■ **Task directions**: Output the records exactly as they appear, with no pictures included.

■ **Source records**:
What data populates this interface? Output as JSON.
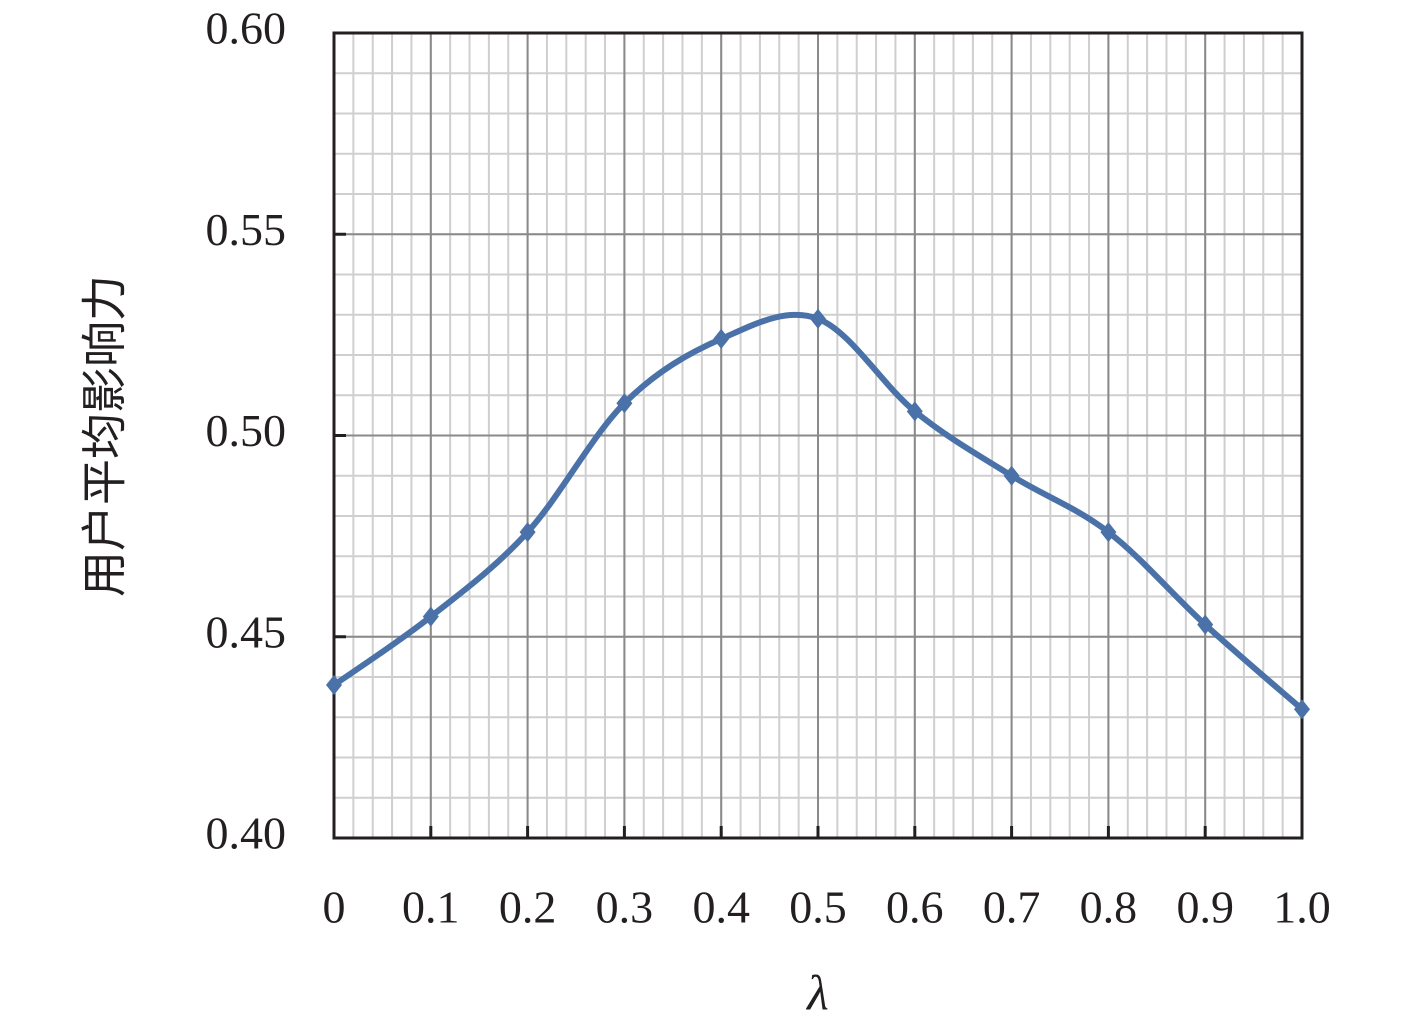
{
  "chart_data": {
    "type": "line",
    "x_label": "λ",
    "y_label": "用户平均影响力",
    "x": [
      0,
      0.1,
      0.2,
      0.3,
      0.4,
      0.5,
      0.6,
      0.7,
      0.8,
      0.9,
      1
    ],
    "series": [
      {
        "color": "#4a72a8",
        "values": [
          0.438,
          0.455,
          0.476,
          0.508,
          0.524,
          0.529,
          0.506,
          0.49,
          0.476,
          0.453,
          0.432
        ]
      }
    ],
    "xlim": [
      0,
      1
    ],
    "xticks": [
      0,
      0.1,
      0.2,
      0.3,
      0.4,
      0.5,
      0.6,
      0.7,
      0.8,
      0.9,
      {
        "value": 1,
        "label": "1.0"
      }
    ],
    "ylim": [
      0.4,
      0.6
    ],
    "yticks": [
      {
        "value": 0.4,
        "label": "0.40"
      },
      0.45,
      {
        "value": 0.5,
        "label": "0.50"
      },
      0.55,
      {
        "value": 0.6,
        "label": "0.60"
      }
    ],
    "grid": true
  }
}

■ **Answer to the task**:
What data populates this interface? Output as JSON.
{
  "chart_data": {
    "type": "line",
    "x_label": "λ",
    "y_label": "用户平均影响力",
    "x": [
      0,
      0.1,
      0.2,
      0.3,
      0.4,
      0.5,
      0.6,
      0.7,
      0.8,
      0.9,
      1
    ],
    "series": [
      {
        "color": "#4a72a8",
        "values": [
          0.438,
          0.455,
          0.476,
          0.508,
          0.524,
          0.529,
          0.506,
          0.49,
          0.476,
          0.453,
          0.432
        ]
      }
    ],
    "xlim": [
      0,
      1
    ],
    "xticks": [
      0,
      0.1,
      0.2,
      0.3,
      0.4,
      0.5,
      0.6,
      0.7,
      0.8,
      0.9,
      {
        "value": 1,
        "label": "1.0"
      }
    ],
    "ylim": [
      0.4,
      0.6
    ],
    "yticks": [
      {
        "value": 0.4,
        "label": "0.40"
      },
      0.45,
      {
        "value": 0.5,
        "label": "0.50"
      },
      0.55,
      {
        "value": 0.6,
        "label": "0.60"
      }
    ],
    "grid": true
  }
}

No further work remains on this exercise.